TASK DATA =>
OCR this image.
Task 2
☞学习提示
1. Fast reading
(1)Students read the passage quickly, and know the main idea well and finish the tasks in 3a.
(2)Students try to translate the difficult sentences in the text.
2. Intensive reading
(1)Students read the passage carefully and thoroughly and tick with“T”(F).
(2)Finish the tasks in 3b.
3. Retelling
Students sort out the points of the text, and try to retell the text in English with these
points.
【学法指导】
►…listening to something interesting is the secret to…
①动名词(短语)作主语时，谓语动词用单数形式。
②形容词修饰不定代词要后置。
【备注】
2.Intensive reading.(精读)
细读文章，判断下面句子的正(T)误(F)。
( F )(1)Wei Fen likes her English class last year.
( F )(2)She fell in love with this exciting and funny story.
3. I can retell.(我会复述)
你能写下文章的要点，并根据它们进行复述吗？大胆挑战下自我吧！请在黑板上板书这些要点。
---
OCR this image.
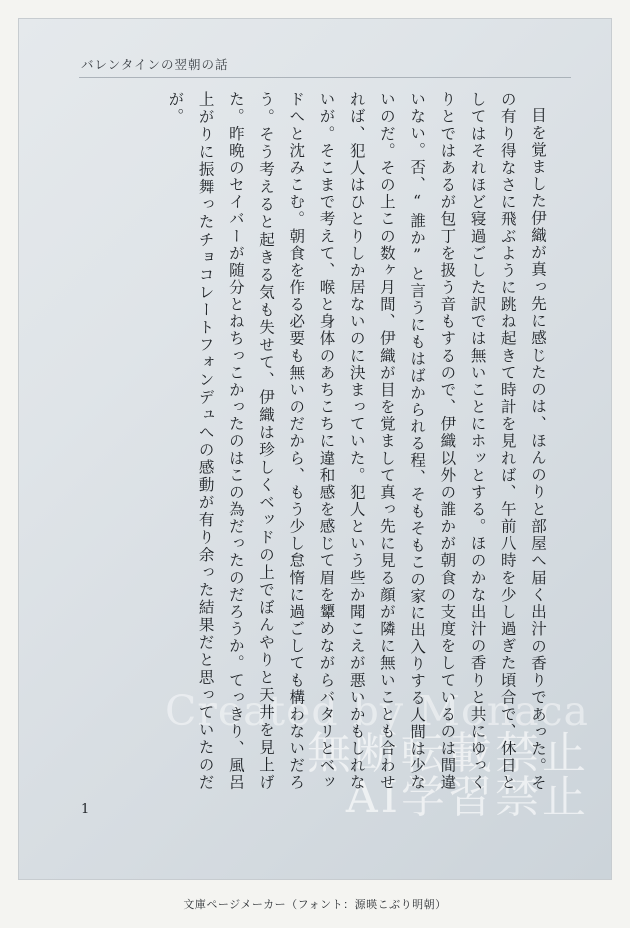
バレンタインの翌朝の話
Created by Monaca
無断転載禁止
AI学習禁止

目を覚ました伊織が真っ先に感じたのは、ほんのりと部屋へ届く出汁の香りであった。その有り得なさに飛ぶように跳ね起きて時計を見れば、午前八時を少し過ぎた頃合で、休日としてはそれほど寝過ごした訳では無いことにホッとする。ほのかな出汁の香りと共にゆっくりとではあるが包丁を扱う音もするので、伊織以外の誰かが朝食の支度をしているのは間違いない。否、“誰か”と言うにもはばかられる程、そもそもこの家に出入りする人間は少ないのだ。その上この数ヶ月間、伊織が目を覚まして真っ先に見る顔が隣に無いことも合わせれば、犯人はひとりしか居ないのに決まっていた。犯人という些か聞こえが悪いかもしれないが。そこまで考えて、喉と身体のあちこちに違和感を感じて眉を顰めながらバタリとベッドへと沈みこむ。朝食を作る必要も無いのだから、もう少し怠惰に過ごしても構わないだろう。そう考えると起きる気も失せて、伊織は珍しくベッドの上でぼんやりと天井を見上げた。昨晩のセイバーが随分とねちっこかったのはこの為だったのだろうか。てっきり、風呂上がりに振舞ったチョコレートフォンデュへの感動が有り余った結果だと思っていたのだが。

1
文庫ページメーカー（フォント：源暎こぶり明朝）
---
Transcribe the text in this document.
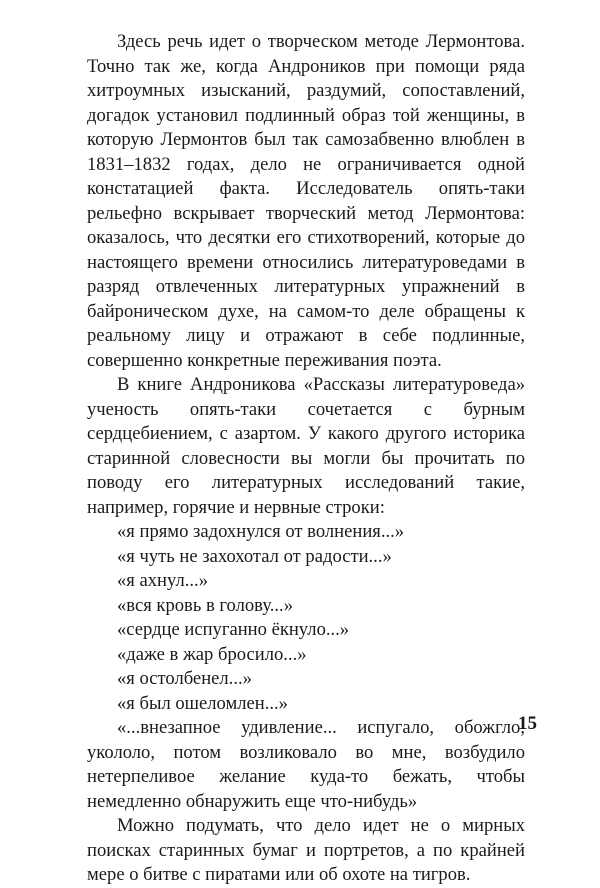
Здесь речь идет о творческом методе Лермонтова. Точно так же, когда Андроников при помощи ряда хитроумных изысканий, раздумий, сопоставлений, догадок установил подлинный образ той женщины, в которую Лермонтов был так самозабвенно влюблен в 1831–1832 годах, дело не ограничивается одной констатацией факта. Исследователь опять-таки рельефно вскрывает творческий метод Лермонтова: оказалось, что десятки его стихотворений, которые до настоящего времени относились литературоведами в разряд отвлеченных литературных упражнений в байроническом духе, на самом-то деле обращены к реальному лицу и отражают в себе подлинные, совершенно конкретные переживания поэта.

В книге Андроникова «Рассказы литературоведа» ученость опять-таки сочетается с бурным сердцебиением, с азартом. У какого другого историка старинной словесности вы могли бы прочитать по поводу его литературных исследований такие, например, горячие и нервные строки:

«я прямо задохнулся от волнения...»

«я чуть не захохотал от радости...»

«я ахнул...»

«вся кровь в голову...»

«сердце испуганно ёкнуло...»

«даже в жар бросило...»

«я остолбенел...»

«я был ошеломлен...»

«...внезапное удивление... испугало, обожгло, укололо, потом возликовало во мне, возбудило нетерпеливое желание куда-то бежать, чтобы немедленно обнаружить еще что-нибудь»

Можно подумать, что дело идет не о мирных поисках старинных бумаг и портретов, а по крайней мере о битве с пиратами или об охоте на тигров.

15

SHORT TASK =>
Check every line of the entries above for the word "points" and report how many lines contain it, giving the number only.

TASK OUTPUT =>
2